- _SUPPLIED RECORDS_
■ ■ ■ ■ ■

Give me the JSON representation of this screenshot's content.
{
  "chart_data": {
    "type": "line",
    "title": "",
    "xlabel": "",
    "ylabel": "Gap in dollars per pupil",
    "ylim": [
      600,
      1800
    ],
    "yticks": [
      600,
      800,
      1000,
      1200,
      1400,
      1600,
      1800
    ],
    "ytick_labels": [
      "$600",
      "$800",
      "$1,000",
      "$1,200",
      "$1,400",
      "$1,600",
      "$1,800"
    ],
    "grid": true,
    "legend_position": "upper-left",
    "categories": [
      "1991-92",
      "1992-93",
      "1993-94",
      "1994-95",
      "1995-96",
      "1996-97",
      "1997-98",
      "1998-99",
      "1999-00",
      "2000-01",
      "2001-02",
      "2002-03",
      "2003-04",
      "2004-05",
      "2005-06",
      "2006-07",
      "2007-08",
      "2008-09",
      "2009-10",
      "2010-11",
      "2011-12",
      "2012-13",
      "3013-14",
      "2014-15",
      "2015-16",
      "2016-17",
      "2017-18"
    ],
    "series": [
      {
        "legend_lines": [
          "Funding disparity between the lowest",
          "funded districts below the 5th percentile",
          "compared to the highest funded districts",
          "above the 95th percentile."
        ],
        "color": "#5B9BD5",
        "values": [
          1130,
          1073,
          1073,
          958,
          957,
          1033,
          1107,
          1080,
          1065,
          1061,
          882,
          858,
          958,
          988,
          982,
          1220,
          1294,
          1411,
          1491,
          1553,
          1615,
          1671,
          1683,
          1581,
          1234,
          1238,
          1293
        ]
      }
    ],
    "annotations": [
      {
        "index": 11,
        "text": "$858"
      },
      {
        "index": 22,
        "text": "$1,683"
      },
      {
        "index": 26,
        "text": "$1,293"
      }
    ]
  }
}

■ ■ ■ ■ ■

- _PROMPT_
Each record above should be output again exactly.

- _SOLUTION TO THIS TASK_
Give me the JSON representation of this screenshot's content.
{
  "chart_data": {
    "type": "line",
    "title": "",
    "xlabel": "",
    "ylabel": "Gap in dollars per pupil",
    "ylim": [
      600,
      1800
    ],
    "yticks": [
      600,
      800,
      1000,
      1200,
      1400,
      1600,
      1800
    ],
    "ytick_labels": [
      "$600",
      "$800",
      "$1,000",
      "$1,200",
      "$1,400",
      "$1,600",
      "$1,800"
    ],
    "grid": true,
    "legend_position": "upper-left",
    "categories": [
      "1991-92",
      "1992-93",
      "1993-94",
      "1994-95",
      "1995-96",
      "1996-97",
      "1997-98",
      "1998-99",
      "1999-00",
      "2000-01",
      "2001-02",
      "2002-03",
      "2003-04",
      "2004-05",
      "2005-06",
      "2006-07",
      "2007-08",
      "2008-09",
      "2009-10",
      "2010-11",
      "2011-12",
      "2012-13",
      "3013-14",
      "2014-15",
      "2015-16",
      "2016-17",
      "2017-18"
    ],
    "series": [
      {
        "legend_lines": [
          "Funding disparity between the lowest",
          "funded districts below the 5th percentile",
          "compared to the highest funded districts",
          "above the 95th percentile."
        ],
        "color": "#5B9BD5",
        "values": [
          1130,
          1073,
          1073,
          958,
          957,
          1033,
          1107,
          1080,
          1065,
          1061,
          882,
          858,
          958,
          988,
          982,
          1220,
          1294,
          1411,
          1491,
          1553,
          1615,
          1671,
          1683,
          1581,
          1234,
          1238,
          1293
        ]
      }
    ],
    "annotations": [
      {
        "index": 11,
        "text": "$858"
      },
      {
        "index": 22,
        "text": "$1,683"
      },
      {
        "index": 26,
        "text": "$1,293"
      }
    ]
  }
}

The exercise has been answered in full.